───── GIVEN RECORDS ─────

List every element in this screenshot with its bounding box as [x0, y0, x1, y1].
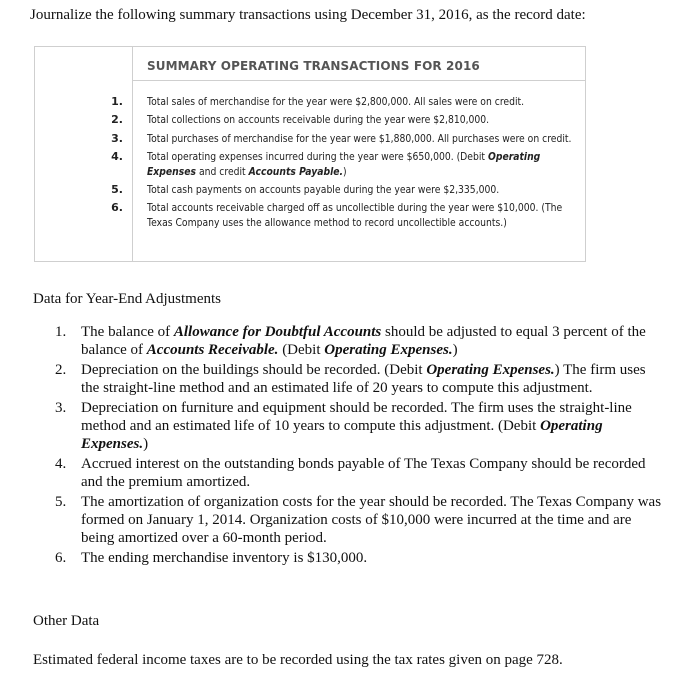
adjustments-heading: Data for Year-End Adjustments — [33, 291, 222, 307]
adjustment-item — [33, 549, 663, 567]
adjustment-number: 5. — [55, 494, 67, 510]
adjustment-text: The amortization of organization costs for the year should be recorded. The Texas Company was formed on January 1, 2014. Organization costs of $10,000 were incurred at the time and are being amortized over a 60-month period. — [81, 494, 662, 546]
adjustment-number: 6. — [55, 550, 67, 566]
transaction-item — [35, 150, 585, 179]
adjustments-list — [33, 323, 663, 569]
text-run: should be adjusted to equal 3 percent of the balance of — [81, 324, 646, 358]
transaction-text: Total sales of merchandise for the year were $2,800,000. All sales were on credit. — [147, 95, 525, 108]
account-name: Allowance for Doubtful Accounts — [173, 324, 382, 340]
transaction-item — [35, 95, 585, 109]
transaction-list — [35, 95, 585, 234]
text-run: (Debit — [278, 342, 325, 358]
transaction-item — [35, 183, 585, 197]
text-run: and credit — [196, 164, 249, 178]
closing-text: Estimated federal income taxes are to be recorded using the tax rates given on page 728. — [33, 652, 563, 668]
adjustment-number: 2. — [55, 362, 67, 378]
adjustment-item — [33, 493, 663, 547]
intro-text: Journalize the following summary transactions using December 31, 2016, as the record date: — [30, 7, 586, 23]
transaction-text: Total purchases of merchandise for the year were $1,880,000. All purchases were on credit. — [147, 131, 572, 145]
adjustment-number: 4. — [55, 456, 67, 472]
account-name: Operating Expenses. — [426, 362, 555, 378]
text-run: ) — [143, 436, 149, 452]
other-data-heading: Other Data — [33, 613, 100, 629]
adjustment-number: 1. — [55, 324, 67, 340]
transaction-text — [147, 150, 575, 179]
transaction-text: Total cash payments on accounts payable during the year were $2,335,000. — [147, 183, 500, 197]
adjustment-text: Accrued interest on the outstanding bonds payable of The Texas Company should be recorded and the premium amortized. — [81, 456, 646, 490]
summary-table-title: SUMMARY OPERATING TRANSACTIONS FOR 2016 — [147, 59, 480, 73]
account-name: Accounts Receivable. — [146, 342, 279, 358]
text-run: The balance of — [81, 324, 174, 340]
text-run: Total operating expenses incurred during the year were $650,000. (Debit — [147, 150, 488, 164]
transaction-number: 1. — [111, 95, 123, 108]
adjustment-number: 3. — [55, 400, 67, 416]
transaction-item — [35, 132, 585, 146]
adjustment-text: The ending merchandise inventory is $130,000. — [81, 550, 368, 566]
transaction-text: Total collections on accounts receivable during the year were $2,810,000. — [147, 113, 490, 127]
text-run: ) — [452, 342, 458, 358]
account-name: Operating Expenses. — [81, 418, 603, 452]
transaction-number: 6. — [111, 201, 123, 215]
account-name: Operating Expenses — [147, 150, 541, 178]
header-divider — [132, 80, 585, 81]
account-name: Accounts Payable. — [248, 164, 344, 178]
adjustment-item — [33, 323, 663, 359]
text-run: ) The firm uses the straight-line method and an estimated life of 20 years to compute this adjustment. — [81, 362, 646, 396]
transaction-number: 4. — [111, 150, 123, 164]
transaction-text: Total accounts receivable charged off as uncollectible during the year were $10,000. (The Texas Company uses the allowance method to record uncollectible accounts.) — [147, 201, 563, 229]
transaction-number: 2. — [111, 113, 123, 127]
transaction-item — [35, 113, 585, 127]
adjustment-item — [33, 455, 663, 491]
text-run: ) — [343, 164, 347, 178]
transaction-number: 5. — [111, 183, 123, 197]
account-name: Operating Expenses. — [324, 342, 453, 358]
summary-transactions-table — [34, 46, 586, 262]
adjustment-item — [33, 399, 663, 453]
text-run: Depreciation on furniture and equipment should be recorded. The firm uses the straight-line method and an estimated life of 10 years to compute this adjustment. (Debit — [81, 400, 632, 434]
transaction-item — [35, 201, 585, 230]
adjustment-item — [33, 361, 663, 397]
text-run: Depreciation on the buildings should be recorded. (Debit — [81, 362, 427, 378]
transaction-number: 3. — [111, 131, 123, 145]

─────

*PROBLEM STATEMENT*
Convert the data into a Markdown table with the columns Index and Entry, starting with the line that contains "adjustments-heading: Data for" and going on through the line that contains "transaction-item — [35, 95, 585, 109]". Number each line in Index, and leave out any blank lines.

*PROBLEM SOLUTION*
| Index | Entry |
|---|---|
| 1 | adjustments-heading: Data for Year-End Adjustments — [33, 291, 222, 307] |
| 2 | adjustment-item — [33, 549, 663, 567] |
| 3 | adjustment-number: 5. — [55, 494, 67, 510] |
| 4 | adjustment-text: The amortization of organization costs for the year should be recorded. The Texas Company was formed on January 1, 2014. Organization costs of $10,000 were incurred at the time and are being amortized over a 60-month period. — [81, 494, 662, 546] |
| 5 | adjustment-number: 6. — [55, 550, 67, 566] |
| 6 | transaction-item — [35, 150, 585, 179] |
| 7 | adjustments-list — [33, 323, 663, 569] |
| 8 | text-run: should be adjusted to equal 3 percent of the balance of — [81, 324, 646, 358] |
| 9 | transaction-text: Total sales of merchandise for the year were $2,800,000. All sales were on credit. — [147, 95, 525, 108] |
| 10 | account-name: Allowance for Doubtful Accounts — [173, 324, 382, 340] |
| 11 | transaction-item — [35, 95, 585, 109] |